(Lines of data)
+ + + + +
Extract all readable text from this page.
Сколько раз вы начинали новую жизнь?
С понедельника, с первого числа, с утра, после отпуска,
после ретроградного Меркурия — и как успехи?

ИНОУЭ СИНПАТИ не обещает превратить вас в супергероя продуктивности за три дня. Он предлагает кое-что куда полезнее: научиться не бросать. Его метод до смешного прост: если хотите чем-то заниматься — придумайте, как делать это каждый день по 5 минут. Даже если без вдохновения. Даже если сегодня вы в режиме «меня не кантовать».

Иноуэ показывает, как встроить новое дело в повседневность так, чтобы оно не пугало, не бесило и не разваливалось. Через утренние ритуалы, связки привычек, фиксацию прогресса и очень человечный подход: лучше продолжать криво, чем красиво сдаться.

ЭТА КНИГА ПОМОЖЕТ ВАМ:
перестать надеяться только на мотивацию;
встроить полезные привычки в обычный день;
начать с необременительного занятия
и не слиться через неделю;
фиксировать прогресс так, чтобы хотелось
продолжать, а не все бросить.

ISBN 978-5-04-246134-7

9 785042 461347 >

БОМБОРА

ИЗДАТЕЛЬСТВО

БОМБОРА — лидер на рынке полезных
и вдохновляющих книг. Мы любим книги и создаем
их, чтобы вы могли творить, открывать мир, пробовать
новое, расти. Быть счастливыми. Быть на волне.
+ + + + +
Task instructions >>
Write out the full listing, keeping every line exactly as it is.

Response to the task >>
Extract all readable text from this page.
Сколько раз вы начинали новую жизнь?
С понедельника, с первого числа, с утра, после отпуска,
после ретроградного Меркурия — и как успехи?

ИНОУЭ СИНПАТИ не обещает превратить вас в супергероя продуктивности за три дня. Он предлагает кое-что куда полезнее: научиться не бросать. Его метод до смешного прост: если хотите чем-то заниматься — придумайте, как делать это каждый день по 5 минут. Даже если без вдохновения. Даже если сегодня вы в режиме «меня не кантовать».

Иноуэ показывает, как встроить новое дело в повседневность так, чтобы оно не пугало, не бесило и не разваливалось. Через утренние ритуалы, связки привычек, фиксацию прогресса и очень человечный подход: лучше продолжать криво, чем красиво сдаться.

ЭТА КНИГА ПОМОЖЕТ ВАМ:
перестать надеяться только на мотивацию;
встроить полезные привычки в обычный день;
начать с необременительного занятия
и не слиться через неделю;
фиксировать прогресс так, чтобы хотелось
продолжать, а не все бросить.

ISBN 978-5-04-246134-7

9 785042 461347 >

БОМБОРА

ИЗДАТЕЛЬСТВО

БОМБОРА — лидер на рынке полезных
и вдохновляющих книг. Мы любим книги и создаем
их, чтобы вы могли творить, открывать мир, пробовать
новое, расти. Быть счастливыми. Быть на волне.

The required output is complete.